» WHAT THE EXERCISE ASKS
Reproduce verbatim the rows running from the start of the rows through the line that contains "staticText: My router bbox=[21, 59, 35, 63]", inclusive.

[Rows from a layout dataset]
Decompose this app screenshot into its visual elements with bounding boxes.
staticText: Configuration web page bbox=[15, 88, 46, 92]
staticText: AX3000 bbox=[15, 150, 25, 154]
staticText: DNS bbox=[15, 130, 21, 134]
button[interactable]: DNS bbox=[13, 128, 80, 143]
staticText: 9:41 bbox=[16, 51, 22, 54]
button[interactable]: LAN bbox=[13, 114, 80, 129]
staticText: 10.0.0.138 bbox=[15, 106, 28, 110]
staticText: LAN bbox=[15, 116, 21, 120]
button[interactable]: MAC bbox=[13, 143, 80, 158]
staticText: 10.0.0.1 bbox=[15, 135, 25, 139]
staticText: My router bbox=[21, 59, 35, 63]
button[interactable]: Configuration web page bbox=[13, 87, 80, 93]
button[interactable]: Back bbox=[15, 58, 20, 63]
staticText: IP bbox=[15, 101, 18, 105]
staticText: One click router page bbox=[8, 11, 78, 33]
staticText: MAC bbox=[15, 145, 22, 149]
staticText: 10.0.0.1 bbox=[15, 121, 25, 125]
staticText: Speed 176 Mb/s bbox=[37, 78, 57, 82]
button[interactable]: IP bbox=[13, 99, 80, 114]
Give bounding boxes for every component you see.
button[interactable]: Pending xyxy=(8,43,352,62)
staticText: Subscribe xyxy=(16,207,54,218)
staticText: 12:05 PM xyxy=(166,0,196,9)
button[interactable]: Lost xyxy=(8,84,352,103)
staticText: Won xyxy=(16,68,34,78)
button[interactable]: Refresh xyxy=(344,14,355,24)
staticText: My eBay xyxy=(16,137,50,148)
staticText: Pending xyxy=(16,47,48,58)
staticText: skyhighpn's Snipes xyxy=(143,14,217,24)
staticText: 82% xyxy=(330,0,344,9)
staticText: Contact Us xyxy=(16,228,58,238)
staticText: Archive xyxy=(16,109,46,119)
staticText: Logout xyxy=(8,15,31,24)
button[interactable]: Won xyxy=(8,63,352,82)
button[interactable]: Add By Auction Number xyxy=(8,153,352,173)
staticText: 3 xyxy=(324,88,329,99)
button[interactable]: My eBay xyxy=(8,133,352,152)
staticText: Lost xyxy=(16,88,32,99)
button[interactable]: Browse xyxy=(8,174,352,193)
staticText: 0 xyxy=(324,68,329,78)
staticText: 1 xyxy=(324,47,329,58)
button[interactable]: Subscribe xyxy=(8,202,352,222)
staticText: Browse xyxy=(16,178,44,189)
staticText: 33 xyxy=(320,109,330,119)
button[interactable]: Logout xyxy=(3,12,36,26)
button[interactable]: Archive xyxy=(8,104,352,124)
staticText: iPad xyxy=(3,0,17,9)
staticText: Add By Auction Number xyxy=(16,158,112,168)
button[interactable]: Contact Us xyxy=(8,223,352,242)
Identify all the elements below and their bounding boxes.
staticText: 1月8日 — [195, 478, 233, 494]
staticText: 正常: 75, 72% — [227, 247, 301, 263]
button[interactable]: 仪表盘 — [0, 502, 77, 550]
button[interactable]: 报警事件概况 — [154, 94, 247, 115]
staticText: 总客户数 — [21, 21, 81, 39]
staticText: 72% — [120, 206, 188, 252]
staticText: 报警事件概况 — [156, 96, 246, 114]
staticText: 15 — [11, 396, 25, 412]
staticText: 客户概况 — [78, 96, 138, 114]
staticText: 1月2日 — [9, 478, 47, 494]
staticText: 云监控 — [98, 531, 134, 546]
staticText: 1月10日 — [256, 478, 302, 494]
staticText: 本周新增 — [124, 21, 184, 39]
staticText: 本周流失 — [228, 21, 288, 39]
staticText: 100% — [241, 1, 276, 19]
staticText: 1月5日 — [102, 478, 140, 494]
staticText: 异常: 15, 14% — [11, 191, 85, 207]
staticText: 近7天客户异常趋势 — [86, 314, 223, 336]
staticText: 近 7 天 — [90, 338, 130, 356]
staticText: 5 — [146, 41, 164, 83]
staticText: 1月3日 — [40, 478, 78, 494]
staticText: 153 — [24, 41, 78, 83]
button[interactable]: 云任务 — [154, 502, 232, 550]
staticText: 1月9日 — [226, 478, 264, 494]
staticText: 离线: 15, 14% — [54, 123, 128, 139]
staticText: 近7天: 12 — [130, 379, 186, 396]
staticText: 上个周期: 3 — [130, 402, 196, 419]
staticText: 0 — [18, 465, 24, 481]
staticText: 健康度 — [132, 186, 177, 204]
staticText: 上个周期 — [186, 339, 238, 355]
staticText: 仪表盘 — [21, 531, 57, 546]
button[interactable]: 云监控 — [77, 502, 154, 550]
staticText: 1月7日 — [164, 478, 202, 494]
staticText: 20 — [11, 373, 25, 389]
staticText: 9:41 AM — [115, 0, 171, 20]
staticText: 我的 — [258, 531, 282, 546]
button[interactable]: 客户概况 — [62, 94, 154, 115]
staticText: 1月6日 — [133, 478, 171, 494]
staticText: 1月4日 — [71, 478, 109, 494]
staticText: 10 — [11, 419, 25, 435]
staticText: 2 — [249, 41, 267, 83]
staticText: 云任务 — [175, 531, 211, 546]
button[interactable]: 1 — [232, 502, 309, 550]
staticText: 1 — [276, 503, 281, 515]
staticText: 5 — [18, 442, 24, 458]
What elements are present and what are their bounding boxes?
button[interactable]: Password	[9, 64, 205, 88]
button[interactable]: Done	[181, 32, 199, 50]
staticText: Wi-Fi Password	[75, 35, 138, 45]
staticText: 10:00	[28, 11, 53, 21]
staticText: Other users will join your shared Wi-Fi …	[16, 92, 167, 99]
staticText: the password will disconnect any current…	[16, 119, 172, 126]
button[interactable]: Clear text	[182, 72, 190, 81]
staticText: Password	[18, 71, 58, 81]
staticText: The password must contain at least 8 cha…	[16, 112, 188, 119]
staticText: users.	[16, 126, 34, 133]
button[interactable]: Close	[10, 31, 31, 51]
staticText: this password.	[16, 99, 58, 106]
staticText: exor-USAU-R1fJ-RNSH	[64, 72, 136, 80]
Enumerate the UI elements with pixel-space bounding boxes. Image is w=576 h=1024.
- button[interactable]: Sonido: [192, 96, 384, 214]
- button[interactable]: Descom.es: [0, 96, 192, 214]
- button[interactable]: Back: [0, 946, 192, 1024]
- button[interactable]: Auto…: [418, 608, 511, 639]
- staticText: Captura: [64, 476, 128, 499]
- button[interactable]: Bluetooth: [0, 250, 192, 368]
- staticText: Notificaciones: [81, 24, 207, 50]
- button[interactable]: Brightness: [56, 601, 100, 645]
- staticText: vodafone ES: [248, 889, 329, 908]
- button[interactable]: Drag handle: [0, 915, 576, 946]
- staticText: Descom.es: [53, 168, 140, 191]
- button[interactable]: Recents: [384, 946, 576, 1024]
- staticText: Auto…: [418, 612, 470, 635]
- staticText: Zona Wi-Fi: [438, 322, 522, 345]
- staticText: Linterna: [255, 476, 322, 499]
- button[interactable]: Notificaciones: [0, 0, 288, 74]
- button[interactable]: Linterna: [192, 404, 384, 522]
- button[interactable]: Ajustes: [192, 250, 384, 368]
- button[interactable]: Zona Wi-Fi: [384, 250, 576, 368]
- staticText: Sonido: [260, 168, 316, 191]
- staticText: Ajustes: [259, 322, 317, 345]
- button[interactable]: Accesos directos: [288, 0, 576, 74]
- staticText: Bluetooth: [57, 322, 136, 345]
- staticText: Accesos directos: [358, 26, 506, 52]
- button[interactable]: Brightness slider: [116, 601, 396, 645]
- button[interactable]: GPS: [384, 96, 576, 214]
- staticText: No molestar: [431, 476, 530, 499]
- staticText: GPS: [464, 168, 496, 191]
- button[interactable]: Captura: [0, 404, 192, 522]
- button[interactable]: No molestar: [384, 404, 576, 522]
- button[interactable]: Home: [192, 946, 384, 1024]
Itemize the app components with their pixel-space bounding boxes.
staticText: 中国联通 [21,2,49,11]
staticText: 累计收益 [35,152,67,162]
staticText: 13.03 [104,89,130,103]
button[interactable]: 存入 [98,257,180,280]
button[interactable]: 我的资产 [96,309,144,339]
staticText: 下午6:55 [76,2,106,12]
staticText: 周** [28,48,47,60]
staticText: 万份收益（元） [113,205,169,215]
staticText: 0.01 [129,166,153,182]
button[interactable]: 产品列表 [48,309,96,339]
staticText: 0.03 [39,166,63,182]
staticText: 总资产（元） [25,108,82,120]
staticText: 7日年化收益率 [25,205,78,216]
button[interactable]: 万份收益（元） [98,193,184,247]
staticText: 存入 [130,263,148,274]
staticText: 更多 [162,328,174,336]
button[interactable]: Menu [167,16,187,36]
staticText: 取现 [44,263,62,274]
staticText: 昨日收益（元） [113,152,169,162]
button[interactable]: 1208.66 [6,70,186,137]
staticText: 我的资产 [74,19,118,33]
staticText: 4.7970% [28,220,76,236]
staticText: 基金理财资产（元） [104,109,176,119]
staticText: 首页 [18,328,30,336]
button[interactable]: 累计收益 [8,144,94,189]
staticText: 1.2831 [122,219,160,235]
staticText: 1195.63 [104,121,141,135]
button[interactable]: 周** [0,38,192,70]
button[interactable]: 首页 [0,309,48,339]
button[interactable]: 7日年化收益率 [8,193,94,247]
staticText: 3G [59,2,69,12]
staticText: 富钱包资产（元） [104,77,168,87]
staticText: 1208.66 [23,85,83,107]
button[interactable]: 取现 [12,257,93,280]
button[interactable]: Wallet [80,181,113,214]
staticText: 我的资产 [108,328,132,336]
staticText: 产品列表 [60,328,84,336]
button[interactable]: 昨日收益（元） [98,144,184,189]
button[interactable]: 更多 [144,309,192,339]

» EXERCISE RESPONSE
Decompose this app screenshot into its visual elements with bounding boxes.
staticText: Configuration web page bbox=[15, 88, 46, 92]
staticText: AX3000 bbox=[15, 150, 25, 154]
staticText: DNS bbox=[15, 130, 21, 134]
button[interactable]: DNS bbox=[13, 128, 80, 143]
staticText: 9:41 bbox=[16, 51, 22, 54]
button[interactable]: LAN bbox=[13, 114, 80, 129]
staticText: 10.0.0.138 bbox=[15, 106, 28, 110]
staticText: LAN bbox=[15, 116, 21, 120]
button[interactable]: MAC bbox=[13, 143, 80, 158]
staticText: 10.0.0.1 bbox=[15, 135, 25, 139]
staticText: My router bbox=[21, 59, 35, 63]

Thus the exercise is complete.